━━━━━ Records provided ━━━━━
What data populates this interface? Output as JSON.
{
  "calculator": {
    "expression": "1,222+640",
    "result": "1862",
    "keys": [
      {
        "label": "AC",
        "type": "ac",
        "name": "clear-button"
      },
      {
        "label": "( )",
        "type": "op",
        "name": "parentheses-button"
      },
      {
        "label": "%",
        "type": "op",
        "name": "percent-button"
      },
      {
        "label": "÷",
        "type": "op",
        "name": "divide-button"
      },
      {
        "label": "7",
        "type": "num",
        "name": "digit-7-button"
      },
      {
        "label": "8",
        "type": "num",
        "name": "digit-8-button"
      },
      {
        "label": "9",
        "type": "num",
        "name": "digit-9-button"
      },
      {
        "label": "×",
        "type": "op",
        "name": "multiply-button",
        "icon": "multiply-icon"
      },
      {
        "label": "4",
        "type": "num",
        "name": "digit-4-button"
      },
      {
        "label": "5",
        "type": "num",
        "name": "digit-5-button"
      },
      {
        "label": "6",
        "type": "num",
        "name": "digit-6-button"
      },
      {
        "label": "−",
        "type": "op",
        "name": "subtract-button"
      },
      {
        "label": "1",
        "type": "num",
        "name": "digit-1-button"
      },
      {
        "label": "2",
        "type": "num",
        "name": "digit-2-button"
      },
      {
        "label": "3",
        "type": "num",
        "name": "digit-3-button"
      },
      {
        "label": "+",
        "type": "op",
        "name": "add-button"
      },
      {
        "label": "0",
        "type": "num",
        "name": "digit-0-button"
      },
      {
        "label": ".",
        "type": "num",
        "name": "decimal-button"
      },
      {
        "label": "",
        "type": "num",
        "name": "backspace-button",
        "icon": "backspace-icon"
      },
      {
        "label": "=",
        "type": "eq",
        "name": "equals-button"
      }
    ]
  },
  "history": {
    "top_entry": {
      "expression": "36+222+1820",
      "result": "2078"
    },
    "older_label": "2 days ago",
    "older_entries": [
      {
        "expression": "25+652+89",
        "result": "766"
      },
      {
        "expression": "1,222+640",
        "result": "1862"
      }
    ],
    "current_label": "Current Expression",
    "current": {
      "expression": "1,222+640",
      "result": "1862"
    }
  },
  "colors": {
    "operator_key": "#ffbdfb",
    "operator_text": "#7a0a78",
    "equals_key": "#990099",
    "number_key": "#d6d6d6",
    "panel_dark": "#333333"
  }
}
━━━━━
▸ Directions for this task: Copy down every line of the material above that includes the string "digit".

▸ Solved exercise:
        "name": "digit-7-button"
        "name": "digit-8-button"
        "name": "digit-9-button"
        "name": "digit-4-button"
        "name": "digit-5-button"
        "name": "digit-6-button"
        "name": "digit-1-button"
        "name": "digit-2-button"
        "name": "digit-3-button"
        "name": "digit-0-button"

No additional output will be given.